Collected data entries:

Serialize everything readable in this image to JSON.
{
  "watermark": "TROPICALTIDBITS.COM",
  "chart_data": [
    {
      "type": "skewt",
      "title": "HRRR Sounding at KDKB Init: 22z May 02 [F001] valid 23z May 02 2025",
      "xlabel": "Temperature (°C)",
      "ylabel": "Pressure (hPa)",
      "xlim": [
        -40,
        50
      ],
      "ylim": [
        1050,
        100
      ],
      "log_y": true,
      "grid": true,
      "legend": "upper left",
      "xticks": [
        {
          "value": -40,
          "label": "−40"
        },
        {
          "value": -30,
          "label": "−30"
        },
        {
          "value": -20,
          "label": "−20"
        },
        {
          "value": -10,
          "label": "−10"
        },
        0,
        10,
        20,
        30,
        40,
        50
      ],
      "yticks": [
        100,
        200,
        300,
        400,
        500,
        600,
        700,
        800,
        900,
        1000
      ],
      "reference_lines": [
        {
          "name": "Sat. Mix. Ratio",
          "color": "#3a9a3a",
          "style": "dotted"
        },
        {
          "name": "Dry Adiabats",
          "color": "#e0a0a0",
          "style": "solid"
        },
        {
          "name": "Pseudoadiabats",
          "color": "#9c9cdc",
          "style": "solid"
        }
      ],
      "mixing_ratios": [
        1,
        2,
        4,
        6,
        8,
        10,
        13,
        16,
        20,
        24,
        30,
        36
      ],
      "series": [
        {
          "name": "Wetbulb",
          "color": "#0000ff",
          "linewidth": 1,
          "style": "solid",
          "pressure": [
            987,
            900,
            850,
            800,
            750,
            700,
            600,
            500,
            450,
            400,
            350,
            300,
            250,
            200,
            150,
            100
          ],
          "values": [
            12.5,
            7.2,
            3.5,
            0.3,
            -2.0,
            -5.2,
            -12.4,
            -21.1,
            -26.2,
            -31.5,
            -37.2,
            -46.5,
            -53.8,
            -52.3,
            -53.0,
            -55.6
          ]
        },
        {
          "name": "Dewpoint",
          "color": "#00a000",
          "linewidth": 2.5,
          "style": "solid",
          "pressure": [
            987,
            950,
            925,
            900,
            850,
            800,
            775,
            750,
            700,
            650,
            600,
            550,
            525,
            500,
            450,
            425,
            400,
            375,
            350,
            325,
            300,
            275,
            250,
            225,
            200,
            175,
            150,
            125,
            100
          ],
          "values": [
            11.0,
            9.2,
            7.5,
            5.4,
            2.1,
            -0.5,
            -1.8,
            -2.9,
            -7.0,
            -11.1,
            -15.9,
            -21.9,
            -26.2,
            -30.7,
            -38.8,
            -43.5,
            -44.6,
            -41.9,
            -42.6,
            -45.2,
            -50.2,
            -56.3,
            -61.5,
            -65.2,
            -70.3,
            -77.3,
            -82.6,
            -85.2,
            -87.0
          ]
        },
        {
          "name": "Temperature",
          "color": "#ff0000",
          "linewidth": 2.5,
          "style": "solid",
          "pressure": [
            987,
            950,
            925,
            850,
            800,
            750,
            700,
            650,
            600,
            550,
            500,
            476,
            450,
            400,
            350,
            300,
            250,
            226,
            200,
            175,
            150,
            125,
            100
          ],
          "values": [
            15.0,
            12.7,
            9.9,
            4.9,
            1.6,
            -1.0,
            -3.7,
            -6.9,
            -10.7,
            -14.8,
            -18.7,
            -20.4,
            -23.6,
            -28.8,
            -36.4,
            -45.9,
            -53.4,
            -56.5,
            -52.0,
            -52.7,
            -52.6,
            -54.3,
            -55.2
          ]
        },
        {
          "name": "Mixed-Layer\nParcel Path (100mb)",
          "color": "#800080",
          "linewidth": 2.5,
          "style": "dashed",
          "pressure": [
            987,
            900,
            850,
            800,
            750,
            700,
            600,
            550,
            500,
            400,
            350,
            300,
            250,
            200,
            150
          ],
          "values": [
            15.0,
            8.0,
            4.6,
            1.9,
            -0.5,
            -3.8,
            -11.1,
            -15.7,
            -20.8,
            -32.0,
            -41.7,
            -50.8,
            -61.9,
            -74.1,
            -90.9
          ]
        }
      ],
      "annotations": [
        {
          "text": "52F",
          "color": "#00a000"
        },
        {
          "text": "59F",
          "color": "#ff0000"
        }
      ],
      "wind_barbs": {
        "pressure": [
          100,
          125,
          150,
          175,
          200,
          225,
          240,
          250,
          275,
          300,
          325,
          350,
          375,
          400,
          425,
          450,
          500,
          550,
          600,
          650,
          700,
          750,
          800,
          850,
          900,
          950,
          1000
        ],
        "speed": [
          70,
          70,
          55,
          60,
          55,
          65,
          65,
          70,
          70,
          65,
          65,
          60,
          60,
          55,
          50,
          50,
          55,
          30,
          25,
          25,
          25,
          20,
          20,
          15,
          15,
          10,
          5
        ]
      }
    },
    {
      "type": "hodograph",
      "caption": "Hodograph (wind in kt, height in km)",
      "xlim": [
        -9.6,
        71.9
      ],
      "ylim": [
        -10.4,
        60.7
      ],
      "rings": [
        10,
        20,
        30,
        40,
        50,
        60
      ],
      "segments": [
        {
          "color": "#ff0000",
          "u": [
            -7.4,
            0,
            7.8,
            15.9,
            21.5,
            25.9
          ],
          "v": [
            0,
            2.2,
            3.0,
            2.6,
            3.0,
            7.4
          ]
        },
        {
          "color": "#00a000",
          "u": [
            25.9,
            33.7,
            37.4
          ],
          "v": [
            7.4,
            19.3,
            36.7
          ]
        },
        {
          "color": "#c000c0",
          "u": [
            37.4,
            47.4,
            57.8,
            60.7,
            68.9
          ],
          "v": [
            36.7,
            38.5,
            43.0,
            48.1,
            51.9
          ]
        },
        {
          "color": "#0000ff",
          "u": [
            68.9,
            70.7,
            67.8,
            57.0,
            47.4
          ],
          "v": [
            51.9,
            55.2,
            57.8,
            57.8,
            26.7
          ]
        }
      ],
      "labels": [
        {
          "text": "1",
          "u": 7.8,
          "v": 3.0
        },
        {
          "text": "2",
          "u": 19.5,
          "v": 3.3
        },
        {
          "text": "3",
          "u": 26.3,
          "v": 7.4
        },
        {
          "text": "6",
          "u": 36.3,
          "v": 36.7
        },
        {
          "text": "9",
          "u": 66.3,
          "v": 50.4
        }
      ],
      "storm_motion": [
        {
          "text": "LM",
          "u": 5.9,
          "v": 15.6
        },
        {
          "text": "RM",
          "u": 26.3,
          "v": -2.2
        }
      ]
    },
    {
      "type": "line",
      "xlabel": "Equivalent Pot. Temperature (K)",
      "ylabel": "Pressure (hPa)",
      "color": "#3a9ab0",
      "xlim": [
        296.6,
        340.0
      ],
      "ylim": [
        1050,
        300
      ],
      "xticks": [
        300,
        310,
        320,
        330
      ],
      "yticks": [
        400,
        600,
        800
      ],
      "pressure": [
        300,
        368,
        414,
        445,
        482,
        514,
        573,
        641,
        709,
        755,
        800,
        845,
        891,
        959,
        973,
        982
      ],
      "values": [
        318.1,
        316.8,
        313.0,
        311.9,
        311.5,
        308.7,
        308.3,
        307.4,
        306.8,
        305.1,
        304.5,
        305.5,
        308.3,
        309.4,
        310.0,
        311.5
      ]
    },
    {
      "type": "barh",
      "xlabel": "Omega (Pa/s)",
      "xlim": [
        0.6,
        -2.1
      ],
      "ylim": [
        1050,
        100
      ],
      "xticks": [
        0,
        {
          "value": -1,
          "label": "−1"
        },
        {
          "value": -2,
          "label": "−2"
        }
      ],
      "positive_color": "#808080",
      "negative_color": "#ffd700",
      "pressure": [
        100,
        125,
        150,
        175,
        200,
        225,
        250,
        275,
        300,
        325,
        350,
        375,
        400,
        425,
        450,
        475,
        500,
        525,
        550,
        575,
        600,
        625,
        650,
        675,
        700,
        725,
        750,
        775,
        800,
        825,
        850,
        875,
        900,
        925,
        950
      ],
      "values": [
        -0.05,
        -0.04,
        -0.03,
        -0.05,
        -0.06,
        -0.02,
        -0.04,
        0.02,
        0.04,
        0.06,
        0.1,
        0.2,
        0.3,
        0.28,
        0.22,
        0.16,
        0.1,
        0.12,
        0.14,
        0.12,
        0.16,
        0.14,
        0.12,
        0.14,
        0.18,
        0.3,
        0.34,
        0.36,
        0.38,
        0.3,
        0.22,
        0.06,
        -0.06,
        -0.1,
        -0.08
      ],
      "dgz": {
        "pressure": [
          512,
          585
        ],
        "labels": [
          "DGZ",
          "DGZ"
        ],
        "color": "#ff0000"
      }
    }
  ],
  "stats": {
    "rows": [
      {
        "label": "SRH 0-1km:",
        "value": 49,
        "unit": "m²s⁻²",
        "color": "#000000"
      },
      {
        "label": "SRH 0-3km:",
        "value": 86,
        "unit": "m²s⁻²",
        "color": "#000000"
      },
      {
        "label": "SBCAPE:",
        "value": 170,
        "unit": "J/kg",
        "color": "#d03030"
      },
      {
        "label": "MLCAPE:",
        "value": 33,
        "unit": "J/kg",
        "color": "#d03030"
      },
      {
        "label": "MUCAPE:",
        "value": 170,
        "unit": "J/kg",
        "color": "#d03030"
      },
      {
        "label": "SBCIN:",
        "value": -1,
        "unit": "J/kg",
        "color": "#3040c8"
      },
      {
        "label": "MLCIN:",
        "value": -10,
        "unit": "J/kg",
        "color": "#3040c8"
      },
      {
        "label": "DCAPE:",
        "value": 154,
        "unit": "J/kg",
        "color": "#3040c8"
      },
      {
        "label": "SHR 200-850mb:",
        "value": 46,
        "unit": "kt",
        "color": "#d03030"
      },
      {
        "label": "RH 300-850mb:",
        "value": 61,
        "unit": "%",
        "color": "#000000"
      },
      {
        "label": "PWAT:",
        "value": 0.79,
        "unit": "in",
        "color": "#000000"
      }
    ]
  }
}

_REQUIREMENT_
Every line that holds the string "text" should be returned.

_TASK ANSWER_
          "text": "52F",
          "text": "59F",
          "text": "1",
          "text": "2",
          "text": "3",
          "text": "6",
          "text": "9",
          "text": "LM",
          "text": "RM",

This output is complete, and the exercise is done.